Request: All of the data needs to be repeated exactly.

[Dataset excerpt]
┌──
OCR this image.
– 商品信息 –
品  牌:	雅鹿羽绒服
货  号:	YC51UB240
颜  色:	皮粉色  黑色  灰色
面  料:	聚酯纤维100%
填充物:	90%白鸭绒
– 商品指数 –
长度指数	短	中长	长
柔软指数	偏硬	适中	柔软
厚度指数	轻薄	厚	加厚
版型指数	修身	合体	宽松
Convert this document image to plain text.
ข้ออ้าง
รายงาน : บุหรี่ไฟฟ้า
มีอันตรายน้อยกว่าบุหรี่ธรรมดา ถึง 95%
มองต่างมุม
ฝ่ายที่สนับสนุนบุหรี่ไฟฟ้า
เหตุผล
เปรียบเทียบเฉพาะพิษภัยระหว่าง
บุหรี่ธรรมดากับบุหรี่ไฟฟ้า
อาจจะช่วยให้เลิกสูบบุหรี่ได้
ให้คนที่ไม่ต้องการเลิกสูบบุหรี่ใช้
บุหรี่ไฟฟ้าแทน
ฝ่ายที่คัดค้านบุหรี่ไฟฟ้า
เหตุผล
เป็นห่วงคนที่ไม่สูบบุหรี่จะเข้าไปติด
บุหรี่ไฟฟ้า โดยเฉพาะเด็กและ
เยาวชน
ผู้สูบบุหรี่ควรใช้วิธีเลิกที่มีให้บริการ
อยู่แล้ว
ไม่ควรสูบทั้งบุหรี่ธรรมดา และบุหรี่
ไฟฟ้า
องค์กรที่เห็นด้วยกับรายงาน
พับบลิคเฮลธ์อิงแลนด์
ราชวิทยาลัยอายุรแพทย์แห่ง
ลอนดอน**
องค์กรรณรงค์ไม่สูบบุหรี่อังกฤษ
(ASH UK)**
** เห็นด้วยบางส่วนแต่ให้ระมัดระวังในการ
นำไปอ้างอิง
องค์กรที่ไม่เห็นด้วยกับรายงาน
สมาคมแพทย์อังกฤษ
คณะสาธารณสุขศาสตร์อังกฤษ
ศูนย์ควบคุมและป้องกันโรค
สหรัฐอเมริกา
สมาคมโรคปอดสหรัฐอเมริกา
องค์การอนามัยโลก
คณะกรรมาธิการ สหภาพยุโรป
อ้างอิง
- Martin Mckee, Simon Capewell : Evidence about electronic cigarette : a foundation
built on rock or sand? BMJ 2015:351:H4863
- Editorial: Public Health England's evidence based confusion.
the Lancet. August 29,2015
└──
Solved problem:
OCR this image.
– 商品信息 –
品  牌:	雅鹿羽绒服
货  号:	YC51UB240
颜  色:	皮粉色  黑色  灰色
面  料:	聚酯纤维100%
填充物:	90%白鸭绒
– 商品指数 –
长度指数	短	中长	长
柔软指数	偏硬	适中	柔软
厚度指数	轻薄	厚	加厚
版型指数	修身	合体	宽松
Convert this document image to plain text.
ข้ออ้าง
รายงาน : บุหรี่ไฟฟ้า
มีอันตรายน้อยกว่าบุหรี่ธรรมดา ถึง 95%
มองต่างมุม
ฝ่ายที่สนับสนุนบุหรี่ไฟฟ้า
เหตุผล
เปรียบเทียบเฉพาะพิษภัยระหว่าง
บุหรี่ธรรมดากับบุหรี่ไฟฟ้า
อาจจะช่วยให้เลิกสูบบุหรี่ได้
ให้คนที่ไม่ต้องการเลิกสูบบุหรี่ใช้
บุหรี่ไฟฟ้าแทน
ฝ่ายที่คัดค้านบุหรี่ไฟฟ้า
เหตุผล
เป็นห่วงคนที่ไม่สูบบุหรี่จะเข้าไปติด
บุหรี่ไฟฟ้า โดยเฉพาะเด็กและ
เยาวชน
ผู้สูบบุหรี่ควรใช้วิธีเลิกที่มีให้บริการ
อยู่แล้ว
ไม่ควรสูบทั้งบุหรี่ธรรมดา และบุหรี่
ไฟฟ้า
องค์กรที่เห็นด้วยกับรายงาน
พับบลิคเฮลธ์อิงแลนด์
ราชวิทยาลัยอายุรแพทย์แห่ง
ลอนดอน**
องค์กรรณรงค์ไม่สูบบุหรี่อังกฤษ
(ASH UK)**
** เห็นด้วยบางส่วนแต่ให้ระมัดระวังในการ
นำไปอ้างอิง
องค์กรที่ไม่เห็นด้วยกับรายงาน
สมาคมแพทย์อังกฤษ
คณะสาธารณสุขศาสตร์อังกฤษ
ศูนย์ควบคุมและป้องกันโรค
สหรัฐอเมริกา
สมาคมโรคปอดสหรัฐอเมริกา
องค์การอนามัยโลก
คณะกรรมาธิการ สหภาพยุโรป
อ้างอิง
- Martin Mckee, Simon Capewell : Evidence about electronic cigarette : a foundation
built on rock or sand? BMJ 2015:351:H4863
- Editorial: Public Health England's evidence based confusion.
the Lancet. August 29,2015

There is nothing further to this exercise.